Skip every image and restate the data word for word.

-- Given records --
* * *
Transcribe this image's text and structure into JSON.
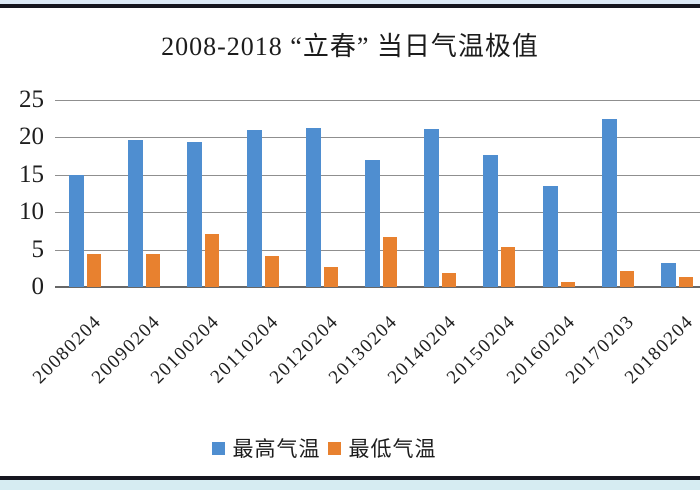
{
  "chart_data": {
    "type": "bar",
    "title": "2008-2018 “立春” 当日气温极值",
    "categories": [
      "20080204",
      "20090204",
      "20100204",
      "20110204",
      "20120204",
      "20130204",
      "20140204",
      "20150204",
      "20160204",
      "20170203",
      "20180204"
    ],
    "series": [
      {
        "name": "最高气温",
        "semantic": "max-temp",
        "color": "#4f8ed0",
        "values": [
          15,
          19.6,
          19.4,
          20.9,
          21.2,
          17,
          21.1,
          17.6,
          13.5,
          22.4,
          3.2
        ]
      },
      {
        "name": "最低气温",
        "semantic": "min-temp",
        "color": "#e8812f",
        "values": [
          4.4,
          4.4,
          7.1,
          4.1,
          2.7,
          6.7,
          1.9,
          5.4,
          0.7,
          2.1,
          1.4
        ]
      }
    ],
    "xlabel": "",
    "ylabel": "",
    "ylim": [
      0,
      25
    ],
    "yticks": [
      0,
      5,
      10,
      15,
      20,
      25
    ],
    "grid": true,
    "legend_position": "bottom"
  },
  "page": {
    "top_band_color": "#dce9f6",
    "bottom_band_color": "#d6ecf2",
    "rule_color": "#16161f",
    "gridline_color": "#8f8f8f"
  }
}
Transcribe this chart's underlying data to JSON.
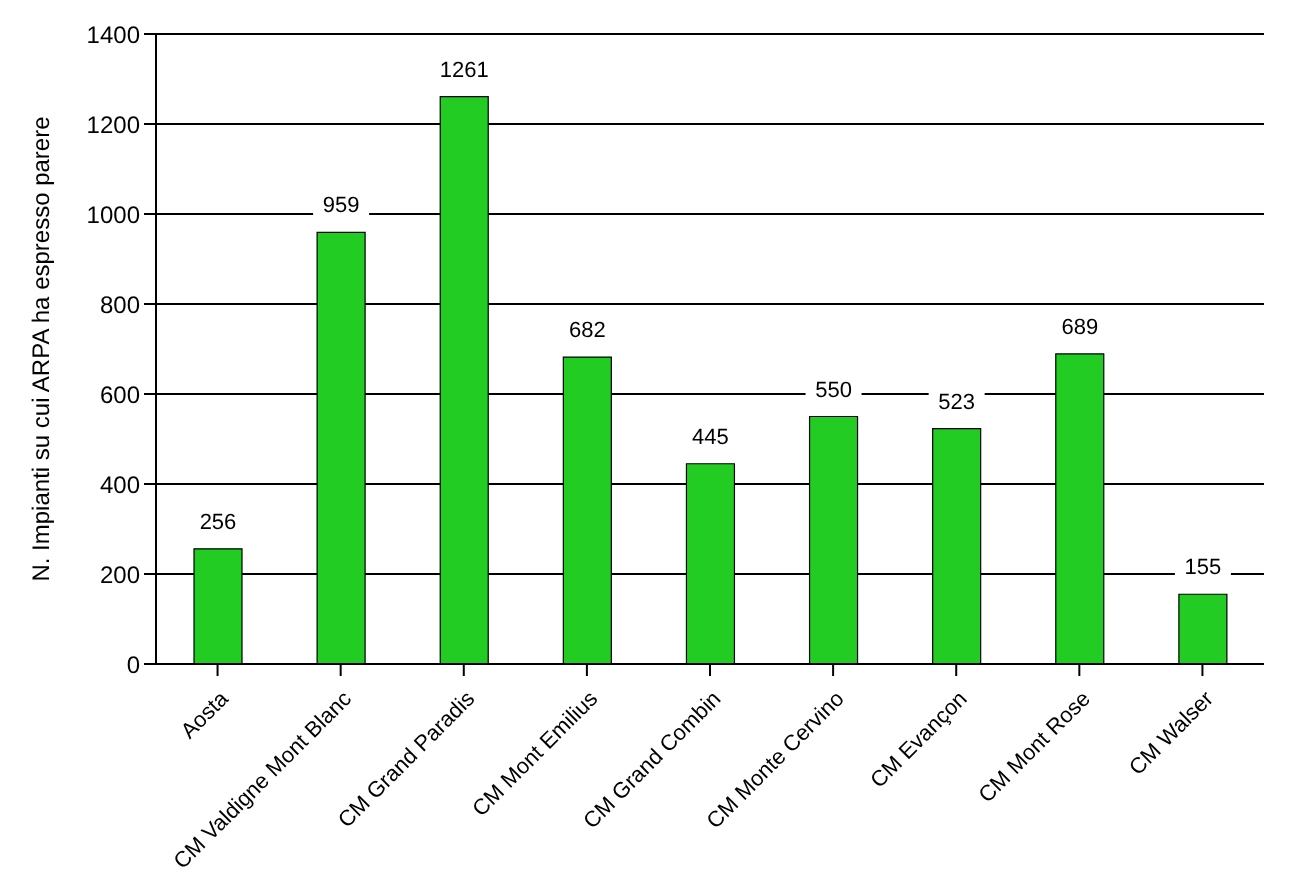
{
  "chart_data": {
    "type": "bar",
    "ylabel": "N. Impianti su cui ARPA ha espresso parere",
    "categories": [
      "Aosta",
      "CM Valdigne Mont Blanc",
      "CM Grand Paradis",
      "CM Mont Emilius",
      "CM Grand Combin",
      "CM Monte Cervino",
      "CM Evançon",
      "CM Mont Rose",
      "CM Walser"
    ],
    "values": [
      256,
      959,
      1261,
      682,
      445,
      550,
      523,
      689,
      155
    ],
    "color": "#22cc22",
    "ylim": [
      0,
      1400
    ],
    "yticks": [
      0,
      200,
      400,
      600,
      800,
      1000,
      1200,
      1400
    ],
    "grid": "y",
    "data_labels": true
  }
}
* * *
-- Exercise solution --
Transcribe this image's text and structure into JSON.
{
  "chart_data": {
    "type": "bar",
    "title": "2008-2018 “立春” 当日气温极值",
    "categories": [
      "20080204",
      "20090204",
      "20100204",
      "20110204",
      "20120204",
      "20130204",
      "20140204",
      "20150204",
      "20160204",
      "20170203",
      "20180204"
    ],
    "series": [
      {
        "name": "最高气温",
        "semantic": "max-temp",
        "color": "#4f8ed0",
        "values": [
          15,
          19.6,
          19.4,
          20.9,
          21.2,
          17,
          21.1,
          17.6,
          13.5,
          22.4,
          3.2
        ]
      },
      {
        "name": "最低气温",
        "semantic": "min-temp",
        "color": "#e8812f",
        "values": [
          4.4,
          4.4,
          7.1,
          4.1,
          2.7,
          6.7,
          1.9,
          5.4,
          0.7,
          2.1,
          1.4
        ]
      }
    ],
    "xlabel": "",
    "ylabel": "",
    "ylim": [
      0,
      25
    ],
    "yticks": [
      0,
      5,
      10,
      15,
      20,
      25
    ],
    "grid": true,
    "legend_position": "bottom"
  },
  "page": {
    "top_band_color": "#dce9f6",
    "bottom_band_color": "#d6ecf2",
    "rule_color": "#16161f",
    "gridline_color": "#8f8f8f"
  }
}
Transcribe this chart's underlying data to JSON.
{
  "chart_data": {
    "type": "bar",
    "ylabel": "N. Impianti su cui ARPA ha espresso parere",
    "categories": [
      "Aosta",
      "CM Valdigne Mont Blanc",
      "CM Grand Paradis",
      "CM Mont Emilius",
      "CM Grand Combin",
      "CM Monte Cervino",
      "CM Evançon",
      "CM Mont Rose",
      "CM Walser"
    ],
    "values": [
      256,
      959,
      1261,
      682,
      445,
      550,
      523,
      689,
      155
    ],
    "color": "#22cc22",
    "ylim": [
      0,
      1400
    ],
    "yticks": [
      0,
      200,
      400,
      600,
      800,
      1000,
      1200,
      1400
    ],
    "grid": "y",
    "data_labels": true
  }
}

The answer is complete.